### Extracted text
——————

While references to nocino often hail its ancient or Medieval roots, extant documentation is lacking. Conrad Gessner provided a potential exception to this observation in his 1552 book The Treasure of Euonymus. Peter Morwen's translation of Gessner's Latin text states, "The water of walnuts not rype made aboute saint Ihons tyde, ministred without, is good for woundes and hoat byles, and the pestilent anthrax. Also being dronke a two or thre vnces, it cooleth and resisteth the pestilence." Gessner's conception of this medicinal drink contains important components of nocino. "Water" likely refers to a distillation. Unripe walnuts should be collected on Saint John's Tide (June 24).

Nicholas Culpeper wrote, "The young green nuts taken before they be half ripe and preserved with sugar, are of good use for those who have weak stomachs." He also mentions that ounce or two of a distillation of the same age of husk, is used to "cool the heat of agues and resist the infection of the plague".

This drink or potion made its way to Celtic France and to this day, a similar drink called liqueur or Brou De Noix is made in many French regions. At some point, this practice of infusing green walnuts came to the Italian peninsula where it became known as Nocino or, in the case of Piedmont, Ratafià Di Noci (walnut ratafià).

During the Middle Ages, Italian monasteries used Nocino for its medicinal properties and also as an alcoholic treat.

Ordine del Nocino Modenese is an association of Spilamberto, province of Modena, Emilia-Romagna, Italy, which, since 1978, promotes the traditional Nocino of Modena.

However, global warming has started to affect the ripening process, and in certain areas walnuts are already too ripe for Nocino on 24 June. The ideal time to harvest the walnuts is when the walnuts haven't hardened yet. Depending upon the local temperature, the walnuts may have to be harvested earlier, such as on 14 or 15 June instead of 24 June.

——————

### What to do
a - Answer the following questions using the passage on nocino, labeling each answer with the matching numeral.
(i) On what day does Gessner's account say unripe walnuts should be collected?
(ii) What name is the walnut drink given in Piedmont?
(iii) Since what year has the Ordine del Nocino Modenese promoted the traditional Nocino of Modena?
b - Write the next part of the passage on nocino, beginning after its final sentence about harvesting the walnuts earlier.

### Extracted records
——————

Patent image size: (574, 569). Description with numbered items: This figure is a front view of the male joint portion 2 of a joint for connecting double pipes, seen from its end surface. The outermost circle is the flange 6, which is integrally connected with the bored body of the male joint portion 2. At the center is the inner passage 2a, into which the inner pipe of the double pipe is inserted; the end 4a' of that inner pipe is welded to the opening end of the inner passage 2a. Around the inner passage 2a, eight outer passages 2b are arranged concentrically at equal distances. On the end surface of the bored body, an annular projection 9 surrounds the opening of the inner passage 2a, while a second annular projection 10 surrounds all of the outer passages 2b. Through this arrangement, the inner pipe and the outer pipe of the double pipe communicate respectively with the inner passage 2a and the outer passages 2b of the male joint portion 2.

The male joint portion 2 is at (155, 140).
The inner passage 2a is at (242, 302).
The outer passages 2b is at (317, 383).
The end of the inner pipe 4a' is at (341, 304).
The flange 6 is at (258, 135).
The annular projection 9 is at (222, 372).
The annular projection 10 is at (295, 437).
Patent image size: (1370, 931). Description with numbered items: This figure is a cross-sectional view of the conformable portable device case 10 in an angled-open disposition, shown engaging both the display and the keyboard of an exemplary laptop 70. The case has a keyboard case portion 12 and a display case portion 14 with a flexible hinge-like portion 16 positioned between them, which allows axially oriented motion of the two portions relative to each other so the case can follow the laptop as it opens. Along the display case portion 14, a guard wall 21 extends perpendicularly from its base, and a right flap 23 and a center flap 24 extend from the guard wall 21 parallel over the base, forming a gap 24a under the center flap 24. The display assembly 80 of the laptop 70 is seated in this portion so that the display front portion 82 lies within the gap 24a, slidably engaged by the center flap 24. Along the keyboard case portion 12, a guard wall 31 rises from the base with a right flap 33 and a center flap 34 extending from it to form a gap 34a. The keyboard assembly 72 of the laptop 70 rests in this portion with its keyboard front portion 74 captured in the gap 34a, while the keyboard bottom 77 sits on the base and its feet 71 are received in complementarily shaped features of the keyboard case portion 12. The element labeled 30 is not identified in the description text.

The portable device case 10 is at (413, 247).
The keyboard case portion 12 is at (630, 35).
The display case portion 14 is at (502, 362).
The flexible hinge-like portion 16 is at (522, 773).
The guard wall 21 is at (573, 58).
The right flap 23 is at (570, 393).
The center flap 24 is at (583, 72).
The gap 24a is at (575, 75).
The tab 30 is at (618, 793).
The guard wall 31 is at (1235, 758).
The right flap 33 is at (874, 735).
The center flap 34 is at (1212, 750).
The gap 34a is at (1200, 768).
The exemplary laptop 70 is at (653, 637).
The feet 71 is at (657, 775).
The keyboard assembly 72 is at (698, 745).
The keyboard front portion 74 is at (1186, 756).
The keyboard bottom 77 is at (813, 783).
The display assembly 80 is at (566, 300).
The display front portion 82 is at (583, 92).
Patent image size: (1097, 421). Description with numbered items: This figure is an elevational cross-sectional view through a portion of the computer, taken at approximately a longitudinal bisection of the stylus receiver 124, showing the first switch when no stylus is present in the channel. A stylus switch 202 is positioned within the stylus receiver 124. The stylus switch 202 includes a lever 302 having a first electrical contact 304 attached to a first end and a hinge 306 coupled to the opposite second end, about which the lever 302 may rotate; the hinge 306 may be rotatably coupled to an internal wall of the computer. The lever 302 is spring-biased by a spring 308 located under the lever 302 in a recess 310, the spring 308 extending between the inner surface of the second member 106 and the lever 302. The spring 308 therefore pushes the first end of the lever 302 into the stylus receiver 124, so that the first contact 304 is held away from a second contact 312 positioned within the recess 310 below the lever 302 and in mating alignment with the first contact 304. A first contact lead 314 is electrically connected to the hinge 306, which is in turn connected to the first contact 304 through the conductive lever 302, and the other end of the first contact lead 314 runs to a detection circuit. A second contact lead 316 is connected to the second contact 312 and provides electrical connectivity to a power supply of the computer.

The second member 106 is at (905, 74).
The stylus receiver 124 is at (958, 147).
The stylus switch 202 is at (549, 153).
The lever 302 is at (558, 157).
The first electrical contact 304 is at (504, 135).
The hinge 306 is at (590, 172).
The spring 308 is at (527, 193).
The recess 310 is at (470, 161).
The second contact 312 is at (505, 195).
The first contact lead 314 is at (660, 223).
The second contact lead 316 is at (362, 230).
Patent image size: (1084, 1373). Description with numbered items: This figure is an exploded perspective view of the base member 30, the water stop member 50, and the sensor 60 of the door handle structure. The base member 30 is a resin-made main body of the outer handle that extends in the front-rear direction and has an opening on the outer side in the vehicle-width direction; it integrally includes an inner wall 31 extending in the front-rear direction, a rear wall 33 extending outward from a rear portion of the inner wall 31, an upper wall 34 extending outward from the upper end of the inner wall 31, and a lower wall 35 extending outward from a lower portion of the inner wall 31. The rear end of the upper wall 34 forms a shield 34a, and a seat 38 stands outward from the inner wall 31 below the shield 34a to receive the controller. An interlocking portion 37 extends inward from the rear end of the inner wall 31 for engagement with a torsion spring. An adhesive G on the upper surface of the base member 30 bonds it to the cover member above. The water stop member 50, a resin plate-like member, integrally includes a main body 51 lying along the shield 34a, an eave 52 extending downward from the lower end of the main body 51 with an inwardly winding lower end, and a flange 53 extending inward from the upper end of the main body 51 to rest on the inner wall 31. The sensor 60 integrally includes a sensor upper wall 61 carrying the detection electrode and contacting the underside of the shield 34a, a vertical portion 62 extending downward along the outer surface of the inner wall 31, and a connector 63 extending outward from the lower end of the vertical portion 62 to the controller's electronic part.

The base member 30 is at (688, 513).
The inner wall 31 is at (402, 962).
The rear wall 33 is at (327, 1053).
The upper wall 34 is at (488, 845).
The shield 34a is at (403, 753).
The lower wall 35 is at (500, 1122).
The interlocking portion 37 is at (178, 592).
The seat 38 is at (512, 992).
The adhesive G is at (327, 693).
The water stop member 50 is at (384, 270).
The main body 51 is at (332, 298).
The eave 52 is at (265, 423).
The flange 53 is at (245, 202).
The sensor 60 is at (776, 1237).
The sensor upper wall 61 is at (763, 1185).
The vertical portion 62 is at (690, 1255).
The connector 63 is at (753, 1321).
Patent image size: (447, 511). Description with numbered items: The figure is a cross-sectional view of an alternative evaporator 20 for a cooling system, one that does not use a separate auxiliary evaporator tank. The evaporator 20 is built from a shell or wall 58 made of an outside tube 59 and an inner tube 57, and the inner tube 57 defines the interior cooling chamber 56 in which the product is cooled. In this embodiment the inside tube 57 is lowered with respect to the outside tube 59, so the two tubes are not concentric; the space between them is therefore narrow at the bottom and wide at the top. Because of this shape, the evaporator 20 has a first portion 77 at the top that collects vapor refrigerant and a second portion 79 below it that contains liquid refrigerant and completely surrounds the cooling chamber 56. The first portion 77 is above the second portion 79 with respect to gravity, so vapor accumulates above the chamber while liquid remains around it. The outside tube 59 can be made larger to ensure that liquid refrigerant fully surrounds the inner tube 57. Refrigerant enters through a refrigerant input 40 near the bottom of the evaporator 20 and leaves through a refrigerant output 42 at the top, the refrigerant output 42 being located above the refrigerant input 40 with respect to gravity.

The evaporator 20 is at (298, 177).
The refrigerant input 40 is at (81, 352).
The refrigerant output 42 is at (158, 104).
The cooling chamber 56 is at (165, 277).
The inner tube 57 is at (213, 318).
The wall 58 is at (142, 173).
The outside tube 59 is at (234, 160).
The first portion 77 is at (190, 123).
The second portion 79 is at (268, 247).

——————

### Answers by task
a -
(i) Saint John's Tide, June 24.
(ii) Ratafià Di Noci (walnut ratafià).
(iii) 1978.

b -
==Availability==
Nocino is also produced in New Zealand by NewZino, under the name NutZino Walnut Liqueur and in Australia by Timboon Railway Shed Distillery in Timboon, Victoria and Osare - Liquori della Tasmania in Hobart, Tasmania. A handful of craft distillers have started producing the liqueur in the United States, notably Long Road Distillers in Grand Rapids, Michigan and Watershed Distillery in Columbus, Ohio. In Canada, craft distillery, The Woods Spirit Co. offers both traditional and barrel aged Nocino.

Walnut liquor is also produced in Romania and Moldova by Pomul Regal and Nucata.life, where it is called Nucată and used both recreationally and as a digestive. Besides the walnuts, the recipe includes various combinations of additional flavours, such as anise, black pepper, lemon peel, orange peel, nutmeg or vanilla pods. When making walnut liquor, Romanians sometimes set aside some of the softer walnuts to make walnut jam as well since in June the walnuts are suitable for both uses. In Romania, walnut liquor is sometimes made in autumn as well, out of the green husks of 15–18 walnuts.

In Slovenia walnut liquor is known as orehovec and is flavored with coffee, while in Croatia, it is known as Orahovac and it is flavored with orange, lemon, and vanilla. In Serbia, it is called orahovača, it is widely made in homes in the villages and is considered to be very good for health.